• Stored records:
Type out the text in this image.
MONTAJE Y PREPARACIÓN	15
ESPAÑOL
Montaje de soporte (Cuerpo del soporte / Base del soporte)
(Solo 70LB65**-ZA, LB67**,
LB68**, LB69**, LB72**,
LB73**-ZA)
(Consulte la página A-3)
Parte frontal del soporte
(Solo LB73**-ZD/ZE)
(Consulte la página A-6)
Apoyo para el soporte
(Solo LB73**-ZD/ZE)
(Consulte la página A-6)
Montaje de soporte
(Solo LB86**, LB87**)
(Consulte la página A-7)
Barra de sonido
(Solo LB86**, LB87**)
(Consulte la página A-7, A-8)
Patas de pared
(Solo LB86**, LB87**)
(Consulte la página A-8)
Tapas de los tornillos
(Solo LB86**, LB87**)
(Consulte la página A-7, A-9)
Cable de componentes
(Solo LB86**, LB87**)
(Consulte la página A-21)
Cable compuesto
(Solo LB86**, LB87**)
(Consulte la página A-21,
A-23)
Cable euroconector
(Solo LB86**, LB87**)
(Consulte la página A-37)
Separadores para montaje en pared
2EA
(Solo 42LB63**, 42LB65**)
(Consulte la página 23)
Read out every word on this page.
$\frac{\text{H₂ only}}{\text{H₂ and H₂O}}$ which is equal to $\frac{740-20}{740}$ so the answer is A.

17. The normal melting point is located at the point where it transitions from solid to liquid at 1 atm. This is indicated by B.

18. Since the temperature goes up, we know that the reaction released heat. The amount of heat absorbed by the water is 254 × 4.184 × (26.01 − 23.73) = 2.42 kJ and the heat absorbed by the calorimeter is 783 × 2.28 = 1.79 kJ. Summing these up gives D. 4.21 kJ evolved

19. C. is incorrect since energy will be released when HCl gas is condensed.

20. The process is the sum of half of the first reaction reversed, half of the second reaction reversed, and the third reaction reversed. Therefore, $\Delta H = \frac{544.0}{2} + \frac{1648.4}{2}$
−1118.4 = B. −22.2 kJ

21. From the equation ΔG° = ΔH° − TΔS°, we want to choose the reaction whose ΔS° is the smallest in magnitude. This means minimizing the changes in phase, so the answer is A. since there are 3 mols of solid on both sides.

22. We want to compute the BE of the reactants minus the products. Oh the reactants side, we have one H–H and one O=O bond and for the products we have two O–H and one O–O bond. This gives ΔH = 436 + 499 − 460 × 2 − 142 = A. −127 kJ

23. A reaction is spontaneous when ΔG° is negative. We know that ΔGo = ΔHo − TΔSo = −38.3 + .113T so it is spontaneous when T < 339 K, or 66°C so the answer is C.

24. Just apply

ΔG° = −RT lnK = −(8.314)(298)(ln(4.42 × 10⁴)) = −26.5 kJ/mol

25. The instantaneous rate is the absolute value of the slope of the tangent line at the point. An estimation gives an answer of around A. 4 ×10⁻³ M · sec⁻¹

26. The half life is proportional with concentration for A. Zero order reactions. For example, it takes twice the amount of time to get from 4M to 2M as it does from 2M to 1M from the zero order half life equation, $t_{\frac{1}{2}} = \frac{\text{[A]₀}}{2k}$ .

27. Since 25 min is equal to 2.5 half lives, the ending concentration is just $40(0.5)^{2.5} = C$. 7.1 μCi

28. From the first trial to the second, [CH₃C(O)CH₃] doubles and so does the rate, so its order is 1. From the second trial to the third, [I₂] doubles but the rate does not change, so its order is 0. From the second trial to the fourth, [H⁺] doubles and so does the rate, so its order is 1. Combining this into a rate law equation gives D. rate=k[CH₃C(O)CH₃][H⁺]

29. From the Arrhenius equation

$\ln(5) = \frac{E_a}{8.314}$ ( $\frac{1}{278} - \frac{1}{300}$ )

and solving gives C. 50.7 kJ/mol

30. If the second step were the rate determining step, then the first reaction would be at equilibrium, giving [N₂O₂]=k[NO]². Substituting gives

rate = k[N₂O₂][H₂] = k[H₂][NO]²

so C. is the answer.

• Task goal:
Identify each line in the records above containing the word "amount"; copy those lines.

• Exercise output:
18. Since the temperature goes up, we know that the reaction released heat. The amount of heat absorbed by the water is 254 × 4.184 × (26.01 − 23.73) = 2.42 kJ and the heat absorbed by the calorimeter is 783 × 2.28 = 1.79 kJ. Summing these up gives D. 4.21 kJ evolved
26. The half life is proportional with concentration for A. Zero order reactions. For example, it takes twice the amount of time to get from 4M to 2M as it does from 2M to 1M from the zero order half life equation, $t_{\frac{1}{2}} = \frac{\text{[A]₀}}{2k}$ .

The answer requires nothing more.